## begin PROVIDED MATERIAL

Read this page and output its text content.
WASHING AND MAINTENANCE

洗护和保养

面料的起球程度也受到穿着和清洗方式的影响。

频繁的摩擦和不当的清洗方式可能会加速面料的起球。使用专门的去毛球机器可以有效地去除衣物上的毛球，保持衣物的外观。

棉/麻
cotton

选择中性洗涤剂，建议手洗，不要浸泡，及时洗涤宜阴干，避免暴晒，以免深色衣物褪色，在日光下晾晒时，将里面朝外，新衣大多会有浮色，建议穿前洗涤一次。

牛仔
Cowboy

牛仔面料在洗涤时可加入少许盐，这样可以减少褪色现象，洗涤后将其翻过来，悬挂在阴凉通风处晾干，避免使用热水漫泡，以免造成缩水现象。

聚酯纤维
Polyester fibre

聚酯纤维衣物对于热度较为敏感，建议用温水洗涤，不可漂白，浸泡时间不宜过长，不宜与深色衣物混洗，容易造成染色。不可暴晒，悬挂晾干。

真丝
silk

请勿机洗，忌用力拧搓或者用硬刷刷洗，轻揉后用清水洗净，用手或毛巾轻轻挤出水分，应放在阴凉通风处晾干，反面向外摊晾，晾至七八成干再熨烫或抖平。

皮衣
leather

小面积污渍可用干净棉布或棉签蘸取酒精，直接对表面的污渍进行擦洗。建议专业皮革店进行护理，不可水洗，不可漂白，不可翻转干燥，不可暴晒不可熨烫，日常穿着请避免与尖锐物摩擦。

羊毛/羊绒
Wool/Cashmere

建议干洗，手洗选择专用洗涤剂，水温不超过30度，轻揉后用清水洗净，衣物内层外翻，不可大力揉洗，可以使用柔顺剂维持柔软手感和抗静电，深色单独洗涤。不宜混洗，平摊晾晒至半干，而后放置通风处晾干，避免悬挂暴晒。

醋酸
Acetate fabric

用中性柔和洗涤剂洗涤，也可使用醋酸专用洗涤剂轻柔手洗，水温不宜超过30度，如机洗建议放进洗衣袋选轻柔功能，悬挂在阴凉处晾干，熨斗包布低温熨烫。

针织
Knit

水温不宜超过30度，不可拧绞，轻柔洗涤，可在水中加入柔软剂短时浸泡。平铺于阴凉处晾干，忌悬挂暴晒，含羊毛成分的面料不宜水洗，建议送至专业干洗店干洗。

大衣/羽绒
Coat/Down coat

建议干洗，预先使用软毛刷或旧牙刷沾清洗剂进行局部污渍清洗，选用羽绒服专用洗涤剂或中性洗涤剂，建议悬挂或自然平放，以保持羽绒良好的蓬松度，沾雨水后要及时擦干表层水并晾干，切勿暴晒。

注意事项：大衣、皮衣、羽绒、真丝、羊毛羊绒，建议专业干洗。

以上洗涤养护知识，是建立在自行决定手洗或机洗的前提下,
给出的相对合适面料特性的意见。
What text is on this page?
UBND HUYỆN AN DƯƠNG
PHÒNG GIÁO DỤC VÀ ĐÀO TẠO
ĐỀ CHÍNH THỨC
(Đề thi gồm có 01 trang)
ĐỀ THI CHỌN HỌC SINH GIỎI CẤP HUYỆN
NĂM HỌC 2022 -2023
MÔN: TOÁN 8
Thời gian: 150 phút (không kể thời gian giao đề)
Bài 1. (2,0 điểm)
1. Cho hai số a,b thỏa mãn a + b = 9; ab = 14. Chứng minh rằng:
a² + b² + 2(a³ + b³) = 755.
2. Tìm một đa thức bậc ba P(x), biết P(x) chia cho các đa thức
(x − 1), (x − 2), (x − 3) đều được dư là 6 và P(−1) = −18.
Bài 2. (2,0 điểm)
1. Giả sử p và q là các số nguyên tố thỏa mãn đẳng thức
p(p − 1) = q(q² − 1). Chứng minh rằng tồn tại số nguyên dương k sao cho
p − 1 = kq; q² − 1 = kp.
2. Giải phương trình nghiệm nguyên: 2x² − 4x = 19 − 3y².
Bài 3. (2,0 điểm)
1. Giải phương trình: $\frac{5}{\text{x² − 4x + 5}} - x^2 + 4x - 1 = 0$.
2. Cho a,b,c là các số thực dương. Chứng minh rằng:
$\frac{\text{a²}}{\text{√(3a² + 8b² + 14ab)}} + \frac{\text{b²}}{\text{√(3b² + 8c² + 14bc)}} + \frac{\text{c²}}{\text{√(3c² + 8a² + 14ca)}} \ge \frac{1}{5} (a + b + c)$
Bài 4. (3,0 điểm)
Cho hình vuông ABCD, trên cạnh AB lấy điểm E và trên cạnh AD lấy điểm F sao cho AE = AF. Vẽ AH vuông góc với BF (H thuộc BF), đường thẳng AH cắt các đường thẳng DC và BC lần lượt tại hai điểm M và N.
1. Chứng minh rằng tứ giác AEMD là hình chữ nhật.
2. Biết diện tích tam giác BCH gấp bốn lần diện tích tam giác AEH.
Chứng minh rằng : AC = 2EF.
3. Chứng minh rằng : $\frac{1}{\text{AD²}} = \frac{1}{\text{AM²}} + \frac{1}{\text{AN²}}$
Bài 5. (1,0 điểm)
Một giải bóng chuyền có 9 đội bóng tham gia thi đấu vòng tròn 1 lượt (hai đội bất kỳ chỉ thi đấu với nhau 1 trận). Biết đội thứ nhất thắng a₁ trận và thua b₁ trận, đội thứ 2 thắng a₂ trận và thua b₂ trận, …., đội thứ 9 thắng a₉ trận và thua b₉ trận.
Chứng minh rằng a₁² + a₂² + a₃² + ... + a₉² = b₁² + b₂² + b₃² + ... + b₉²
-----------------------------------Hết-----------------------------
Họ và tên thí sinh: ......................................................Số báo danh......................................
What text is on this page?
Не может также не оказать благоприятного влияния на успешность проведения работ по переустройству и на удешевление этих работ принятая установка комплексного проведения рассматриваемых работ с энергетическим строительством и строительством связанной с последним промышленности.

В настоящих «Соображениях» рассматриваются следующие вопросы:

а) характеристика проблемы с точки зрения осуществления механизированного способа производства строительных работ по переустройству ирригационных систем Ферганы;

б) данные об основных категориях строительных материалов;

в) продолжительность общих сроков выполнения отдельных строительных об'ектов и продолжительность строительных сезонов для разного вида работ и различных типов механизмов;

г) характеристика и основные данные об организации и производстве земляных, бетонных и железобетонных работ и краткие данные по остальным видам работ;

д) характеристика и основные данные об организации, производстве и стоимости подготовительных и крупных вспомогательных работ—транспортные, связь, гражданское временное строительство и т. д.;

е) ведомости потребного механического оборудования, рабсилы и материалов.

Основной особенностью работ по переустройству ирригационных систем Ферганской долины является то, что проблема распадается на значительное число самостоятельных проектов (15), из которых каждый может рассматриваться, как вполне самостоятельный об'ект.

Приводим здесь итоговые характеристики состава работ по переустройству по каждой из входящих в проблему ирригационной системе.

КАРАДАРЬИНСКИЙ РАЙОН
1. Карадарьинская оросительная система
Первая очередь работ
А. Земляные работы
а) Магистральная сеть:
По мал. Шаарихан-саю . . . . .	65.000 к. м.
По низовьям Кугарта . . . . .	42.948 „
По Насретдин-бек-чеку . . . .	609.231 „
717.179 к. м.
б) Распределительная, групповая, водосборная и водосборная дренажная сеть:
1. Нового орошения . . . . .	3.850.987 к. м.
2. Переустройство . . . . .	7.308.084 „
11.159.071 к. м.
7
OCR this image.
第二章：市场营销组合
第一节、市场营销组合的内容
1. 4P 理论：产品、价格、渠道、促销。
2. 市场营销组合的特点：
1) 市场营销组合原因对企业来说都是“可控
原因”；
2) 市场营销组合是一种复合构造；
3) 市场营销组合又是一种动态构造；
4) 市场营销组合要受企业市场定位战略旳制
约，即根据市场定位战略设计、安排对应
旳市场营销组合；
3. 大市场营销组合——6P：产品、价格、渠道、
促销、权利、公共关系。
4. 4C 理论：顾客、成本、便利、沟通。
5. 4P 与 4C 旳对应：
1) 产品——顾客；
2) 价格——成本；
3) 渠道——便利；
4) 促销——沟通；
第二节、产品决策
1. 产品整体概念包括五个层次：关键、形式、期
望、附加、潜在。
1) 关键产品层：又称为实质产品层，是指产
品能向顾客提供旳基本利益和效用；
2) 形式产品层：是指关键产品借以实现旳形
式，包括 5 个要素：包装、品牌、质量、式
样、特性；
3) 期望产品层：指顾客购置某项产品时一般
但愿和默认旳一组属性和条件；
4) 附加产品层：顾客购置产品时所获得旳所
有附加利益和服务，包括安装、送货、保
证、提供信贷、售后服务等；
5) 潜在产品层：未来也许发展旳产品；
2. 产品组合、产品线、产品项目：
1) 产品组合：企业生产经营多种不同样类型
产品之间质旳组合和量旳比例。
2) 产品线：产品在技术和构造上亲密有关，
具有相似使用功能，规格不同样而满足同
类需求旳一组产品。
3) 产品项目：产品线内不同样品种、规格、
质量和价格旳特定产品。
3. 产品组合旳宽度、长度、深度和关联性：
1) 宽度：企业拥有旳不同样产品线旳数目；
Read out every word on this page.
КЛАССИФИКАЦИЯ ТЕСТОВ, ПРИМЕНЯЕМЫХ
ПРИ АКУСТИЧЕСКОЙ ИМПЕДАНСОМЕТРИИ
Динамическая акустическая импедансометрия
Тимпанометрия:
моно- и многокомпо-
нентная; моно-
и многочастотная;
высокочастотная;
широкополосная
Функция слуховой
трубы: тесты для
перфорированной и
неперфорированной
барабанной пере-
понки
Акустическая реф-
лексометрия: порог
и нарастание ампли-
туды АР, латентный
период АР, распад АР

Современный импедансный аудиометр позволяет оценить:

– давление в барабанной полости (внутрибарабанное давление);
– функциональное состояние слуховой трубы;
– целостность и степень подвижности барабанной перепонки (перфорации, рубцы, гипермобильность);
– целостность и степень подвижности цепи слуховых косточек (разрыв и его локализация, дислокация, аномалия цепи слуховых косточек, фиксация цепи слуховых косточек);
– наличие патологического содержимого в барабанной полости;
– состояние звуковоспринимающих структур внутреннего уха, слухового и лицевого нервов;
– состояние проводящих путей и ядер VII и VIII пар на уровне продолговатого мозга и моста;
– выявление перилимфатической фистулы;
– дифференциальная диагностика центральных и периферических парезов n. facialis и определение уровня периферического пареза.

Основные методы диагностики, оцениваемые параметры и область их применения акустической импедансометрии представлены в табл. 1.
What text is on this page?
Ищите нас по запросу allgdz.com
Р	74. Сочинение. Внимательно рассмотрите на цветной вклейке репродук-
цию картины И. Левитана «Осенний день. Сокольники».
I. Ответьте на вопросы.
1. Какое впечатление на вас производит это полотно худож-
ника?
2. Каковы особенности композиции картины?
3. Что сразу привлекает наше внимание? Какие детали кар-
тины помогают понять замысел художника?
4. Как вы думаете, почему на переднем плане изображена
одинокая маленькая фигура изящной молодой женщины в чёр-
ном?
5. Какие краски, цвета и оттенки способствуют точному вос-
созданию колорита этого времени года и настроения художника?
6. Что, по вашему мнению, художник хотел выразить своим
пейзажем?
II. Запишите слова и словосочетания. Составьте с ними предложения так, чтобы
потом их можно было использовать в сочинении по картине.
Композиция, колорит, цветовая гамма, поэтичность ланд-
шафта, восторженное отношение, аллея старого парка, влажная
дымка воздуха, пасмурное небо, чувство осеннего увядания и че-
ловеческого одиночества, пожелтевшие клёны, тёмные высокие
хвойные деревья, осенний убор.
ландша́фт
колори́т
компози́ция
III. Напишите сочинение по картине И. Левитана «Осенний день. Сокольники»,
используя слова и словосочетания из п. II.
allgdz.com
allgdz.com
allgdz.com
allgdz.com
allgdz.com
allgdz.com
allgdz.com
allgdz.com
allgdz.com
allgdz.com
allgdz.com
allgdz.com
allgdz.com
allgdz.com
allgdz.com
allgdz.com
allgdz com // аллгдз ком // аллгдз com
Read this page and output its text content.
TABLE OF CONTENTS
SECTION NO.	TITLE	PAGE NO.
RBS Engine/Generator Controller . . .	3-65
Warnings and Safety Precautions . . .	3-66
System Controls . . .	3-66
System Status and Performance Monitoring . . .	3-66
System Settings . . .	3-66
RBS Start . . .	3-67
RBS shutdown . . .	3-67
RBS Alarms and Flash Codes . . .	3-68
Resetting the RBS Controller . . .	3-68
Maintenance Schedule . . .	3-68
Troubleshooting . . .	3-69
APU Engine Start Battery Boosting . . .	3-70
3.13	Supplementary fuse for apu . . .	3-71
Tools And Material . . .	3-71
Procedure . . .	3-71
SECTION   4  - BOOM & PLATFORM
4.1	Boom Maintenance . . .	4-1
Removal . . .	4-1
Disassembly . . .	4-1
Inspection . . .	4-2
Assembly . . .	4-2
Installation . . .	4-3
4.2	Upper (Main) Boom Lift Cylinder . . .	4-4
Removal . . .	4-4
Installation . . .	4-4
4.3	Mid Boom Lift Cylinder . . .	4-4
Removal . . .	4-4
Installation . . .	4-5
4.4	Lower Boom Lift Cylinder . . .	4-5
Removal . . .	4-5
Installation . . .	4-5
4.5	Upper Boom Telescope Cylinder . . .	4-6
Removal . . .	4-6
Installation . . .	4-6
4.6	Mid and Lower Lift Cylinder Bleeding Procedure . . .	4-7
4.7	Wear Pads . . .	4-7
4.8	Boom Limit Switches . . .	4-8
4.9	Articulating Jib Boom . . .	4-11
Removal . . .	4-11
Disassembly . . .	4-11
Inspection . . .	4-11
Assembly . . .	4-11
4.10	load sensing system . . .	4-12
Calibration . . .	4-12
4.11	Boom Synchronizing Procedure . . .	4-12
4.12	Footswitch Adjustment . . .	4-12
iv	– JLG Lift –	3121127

## end PROVIDED MATERIAL

* **SET TASK**
Only the number is required: the count of lines containing the word "SECTION".

* **WRITTEN SOLUTION**
2